▶ _Records to process_
• • • •

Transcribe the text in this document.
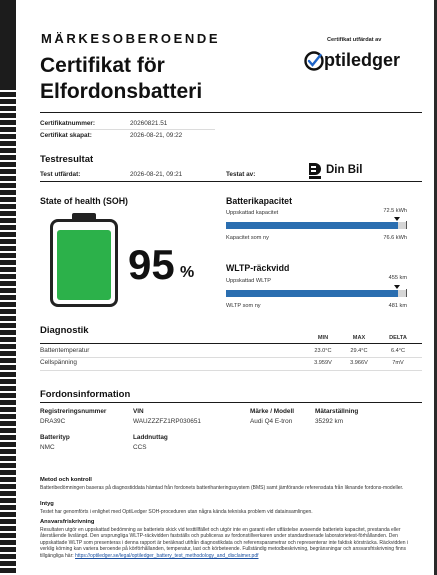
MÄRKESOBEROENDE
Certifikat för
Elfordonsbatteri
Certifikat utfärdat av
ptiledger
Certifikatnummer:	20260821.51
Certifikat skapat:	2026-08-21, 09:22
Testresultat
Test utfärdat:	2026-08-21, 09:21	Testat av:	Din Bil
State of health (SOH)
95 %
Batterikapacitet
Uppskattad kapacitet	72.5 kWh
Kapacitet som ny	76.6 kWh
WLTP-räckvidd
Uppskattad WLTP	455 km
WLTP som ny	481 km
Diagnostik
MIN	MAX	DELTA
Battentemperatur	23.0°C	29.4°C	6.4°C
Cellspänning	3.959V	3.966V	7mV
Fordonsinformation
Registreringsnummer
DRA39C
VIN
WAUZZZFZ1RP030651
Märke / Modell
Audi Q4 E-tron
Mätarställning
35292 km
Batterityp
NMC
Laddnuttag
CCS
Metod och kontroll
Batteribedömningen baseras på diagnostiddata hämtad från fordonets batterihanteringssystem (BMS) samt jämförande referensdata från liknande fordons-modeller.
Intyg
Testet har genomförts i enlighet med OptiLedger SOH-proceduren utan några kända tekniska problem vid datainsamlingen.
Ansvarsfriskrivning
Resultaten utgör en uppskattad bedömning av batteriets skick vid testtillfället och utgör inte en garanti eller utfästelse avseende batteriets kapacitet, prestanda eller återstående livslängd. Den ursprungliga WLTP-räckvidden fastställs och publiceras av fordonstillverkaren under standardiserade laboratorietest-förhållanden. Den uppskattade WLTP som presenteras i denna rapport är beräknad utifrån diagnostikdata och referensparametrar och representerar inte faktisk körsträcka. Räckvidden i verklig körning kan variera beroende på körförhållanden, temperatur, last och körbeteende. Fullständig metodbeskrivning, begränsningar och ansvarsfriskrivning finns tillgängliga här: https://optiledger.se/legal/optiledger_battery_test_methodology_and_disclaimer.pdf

• • • •

▶ _Exercise brief_
Print every record above exactly as written, leaving out the pictures.

▶ _Reply_
Transcribe the text in this document.
MÄRKESOBEROENDE
Certifikat för
Elfordonsbatteri
Certifikat utfärdat av
ptiledger
Certifikatnummer:	20260821.51
Certifikat skapat:	2026-08-21, 09:22
Testresultat
Test utfärdat:	2026-08-21, 09:21	Testat av:	Din Bil
State of health (SOH)
95 %
Batterikapacitet
Uppskattad kapacitet	72.5 kWh
Kapacitet som ny	76.6 kWh
WLTP-räckvidd
Uppskattad WLTP	455 km
WLTP som ny	481 km
Diagnostik
MIN	MAX	DELTA
Battentemperatur	23.0°C	29.4°C	6.4°C
Cellspänning	3.959V	3.966V	7mV
Fordonsinformation
Registreringsnummer
DRA39C
VIN
WAUZZZFZ1RP030651
Märke / Modell
Audi Q4 E-tron
Mätarställning
35292 km
Batterityp
NMC
Laddnuttag
CCS
Metod och kontroll
Batteribedömningen baseras på diagnostiddata hämtad från fordonets batterihanteringssystem (BMS) samt jämförande referensdata från liknande fordons-modeller.
Intyg
Testet har genomförts i enlighet med OptiLedger SOH-proceduren utan några kända tekniska problem vid datainsamlingen.
Ansvarsfriskrivning
Resultaten utgör en uppskattad bedömning av batteriets skick vid testtillfället och utgör inte en garanti eller utfästelse avseende batteriets kapacitet, prestanda eller återstående livslängd. Den ursprungliga WLTP-räckvidden fastställs och publiceras av fordonstillverkaren under standardiserade laboratorietest-förhållanden. Den uppskattade WLTP som presenteras i denna rapport är beräknad utifrån diagnostikdata och referensparametrar och representerar inte faktisk körsträcka. Räckvidden i verklig körning kan variera beroende på körförhållanden, temperatur, last och körbeteende. Fullständig metodbeskrivning, begränsningar och ansvarsfriskrivning finns tillgängliga här: https://optiledger.se/legal/optiledger_battery_test_methodology_and_disclaimer.pdf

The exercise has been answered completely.